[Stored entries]
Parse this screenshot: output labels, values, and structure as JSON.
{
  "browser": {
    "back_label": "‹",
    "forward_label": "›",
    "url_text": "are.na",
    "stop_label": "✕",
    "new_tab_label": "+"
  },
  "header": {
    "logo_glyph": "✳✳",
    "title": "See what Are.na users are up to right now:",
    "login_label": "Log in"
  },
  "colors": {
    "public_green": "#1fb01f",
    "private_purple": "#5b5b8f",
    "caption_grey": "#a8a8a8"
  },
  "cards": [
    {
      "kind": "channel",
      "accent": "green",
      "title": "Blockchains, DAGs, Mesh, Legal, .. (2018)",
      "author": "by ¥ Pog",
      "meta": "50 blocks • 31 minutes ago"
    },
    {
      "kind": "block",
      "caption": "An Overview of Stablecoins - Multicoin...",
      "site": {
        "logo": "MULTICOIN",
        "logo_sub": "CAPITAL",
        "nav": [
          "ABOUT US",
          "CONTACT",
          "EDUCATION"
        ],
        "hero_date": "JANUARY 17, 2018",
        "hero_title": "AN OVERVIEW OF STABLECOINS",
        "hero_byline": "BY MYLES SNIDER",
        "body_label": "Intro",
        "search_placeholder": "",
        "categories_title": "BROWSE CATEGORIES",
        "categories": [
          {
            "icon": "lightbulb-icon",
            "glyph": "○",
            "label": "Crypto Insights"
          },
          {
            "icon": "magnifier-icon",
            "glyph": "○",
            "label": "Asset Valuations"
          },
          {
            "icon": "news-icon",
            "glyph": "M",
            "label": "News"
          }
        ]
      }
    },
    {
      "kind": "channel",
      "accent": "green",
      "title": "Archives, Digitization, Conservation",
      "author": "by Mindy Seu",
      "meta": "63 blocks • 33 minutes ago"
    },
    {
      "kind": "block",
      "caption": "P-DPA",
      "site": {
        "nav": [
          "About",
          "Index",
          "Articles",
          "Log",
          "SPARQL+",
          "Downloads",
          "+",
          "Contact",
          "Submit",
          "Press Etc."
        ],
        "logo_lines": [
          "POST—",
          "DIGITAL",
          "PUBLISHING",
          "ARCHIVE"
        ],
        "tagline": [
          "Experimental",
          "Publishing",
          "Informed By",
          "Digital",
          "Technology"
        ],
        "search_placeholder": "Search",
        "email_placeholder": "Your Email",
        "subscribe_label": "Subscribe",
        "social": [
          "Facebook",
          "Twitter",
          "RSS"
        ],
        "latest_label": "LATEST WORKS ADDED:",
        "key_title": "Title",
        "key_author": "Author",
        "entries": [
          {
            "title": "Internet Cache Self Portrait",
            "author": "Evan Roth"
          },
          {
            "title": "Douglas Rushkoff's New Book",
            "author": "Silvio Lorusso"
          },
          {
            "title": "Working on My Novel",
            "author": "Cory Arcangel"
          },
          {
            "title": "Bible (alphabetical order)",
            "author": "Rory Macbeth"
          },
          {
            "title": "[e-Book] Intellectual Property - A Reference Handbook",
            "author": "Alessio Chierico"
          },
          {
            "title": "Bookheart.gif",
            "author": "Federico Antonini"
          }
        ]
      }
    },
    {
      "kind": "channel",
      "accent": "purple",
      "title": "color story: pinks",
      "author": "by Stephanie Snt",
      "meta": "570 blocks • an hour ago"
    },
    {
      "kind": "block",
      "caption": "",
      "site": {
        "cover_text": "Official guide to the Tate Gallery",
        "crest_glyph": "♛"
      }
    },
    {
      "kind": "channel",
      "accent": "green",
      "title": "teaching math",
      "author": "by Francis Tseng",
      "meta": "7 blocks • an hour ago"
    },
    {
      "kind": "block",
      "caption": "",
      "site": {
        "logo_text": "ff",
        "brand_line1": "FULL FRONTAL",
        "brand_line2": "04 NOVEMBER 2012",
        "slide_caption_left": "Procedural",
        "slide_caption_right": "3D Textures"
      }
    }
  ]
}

[Your goal]
Output each entry precisely as given.

[The reply]
Parse this screenshot: output labels, values, and structure as JSON.
{
  "browser": {
    "back_label": "‹",
    "forward_label": "›",
    "url_text": "are.na",
    "stop_label": "✕",
    "new_tab_label": "+"
  },
  "header": {
    "logo_glyph": "✳✳",
    "title": "See what Are.na users are up to right now:",
    "login_label": "Log in"
  },
  "colors": {
    "public_green": "#1fb01f",
    "private_purple": "#5b5b8f",
    "caption_grey": "#a8a8a8"
  },
  "cards": [
    {
      "kind": "channel",
      "accent": "green",
      "title": "Blockchains, DAGs, Mesh, Legal, .. (2018)",
      "author": "by ¥ Pog",
      "meta": "50 blocks • 31 minutes ago"
    },
    {
      "kind": "block",
      "caption": "An Overview of Stablecoins - Multicoin...",
      "site": {
        "logo": "MULTICOIN",
        "logo_sub": "CAPITAL",
        "nav": [
          "ABOUT US",
          "CONTACT",
          "EDUCATION"
        ],
        "hero_date": "JANUARY 17, 2018",
        "hero_title": "AN OVERVIEW OF STABLECOINS",
        "hero_byline": "BY MYLES SNIDER",
        "body_label": "Intro",
        "search_placeholder": "",
        "categories_title": "BROWSE CATEGORIES",
        "categories": [
          {
            "icon": "lightbulb-icon",
            "glyph": "○",
            "label": "Crypto Insights"
          },
          {
            "icon": "magnifier-icon",
            "glyph": "○",
            "label": "Asset Valuations"
          },
          {
            "icon": "news-icon",
            "glyph": "M",
            "label": "News"
          }
        ]
      }
    },
    {
      "kind": "channel",
      "accent": "green",
      "title": "Archives, Digitization, Conservation",
      "author": "by Mindy Seu",
      "meta": "63 blocks • 33 minutes ago"
    },
    {
      "kind": "block",
      "caption": "P-DPA",
      "site": {
        "nav": [
          "About",
          "Index",
          "Articles",
          "Log",
          "SPARQL+",
          "Downloads",
          "+",
          "Contact",
          "Submit",
          "Press Etc."
        ],
        "logo_lines": [
          "POST—",
          "DIGITAL",
          "PUBLISHING",
          "ARCHIVE"
        ],
        "tagline": [
          "Experimental",
          "Publishing",
          "Informed By",
          "Digital",
          "Technology"
        ],
        "search_placeholder": "Search",
        "email_placeholder": "Your Email",
        "subscribe_label": "Subscribe",
        "social": [
          "Facebook",
          "Twitter",
          "RSS"
        ],
        "latest_label": "LATEST WORKS ADDED:",
        "key_title": "Title",
        "key_author": "Author",
        "entries": [
          {
            "title": "Internet Cache Self Portrait",
            "author": "Evan Roth"
          },
          {
            "title": "Douglas Rushkoff's New Book",
            "author": "Silvio Lorusso"
          },
          {
            "title": "Working on My Novel",
            "author": "Cory Arcangel"
          },
          {
            "title": "Bible (alphabetical order)",
            "author": "Rory Macbeth"
          },
          {
            "title": "[e-Book] Intellectual Property - A Reference Handbook",
            "author": "Alessio Chierico"
          },
          {
            "title": "Bookheart.gif",
            "author": "Federico Antonini"
          }
        ]
      }
    },
    {
      "kind": "channel",
      "accent": "purple",
      "title": "color story: pinks",
      "author": "by Stephanie Snt",
      "meta": "570 blocks • an hour ago"
    },
    {
      "kind": "block",
      "caption": "",
      "site": {
        "cover_text": "Official guide to the Tate Gallery",
        "crest_glyph": "♛"
      }
    },
    {
      "kind": "channel",
      "accent": "green",
      "title": "teaching math",
      "author": "by Francis Tseng",
      "meta": "7 blocks • an hour ago"
    },
    {
      "kind": "block",
      "caption": "",
      "site": {
        "logo_text": "ff",
        "brand_line1": "FULL FRONTAL",
        "brand_line2": "04 NOVEMBER 2012",
        "slide_caption_left": "Procedural",
        "slide_caption_right": "3D Textures"
      }
    }
  ]
}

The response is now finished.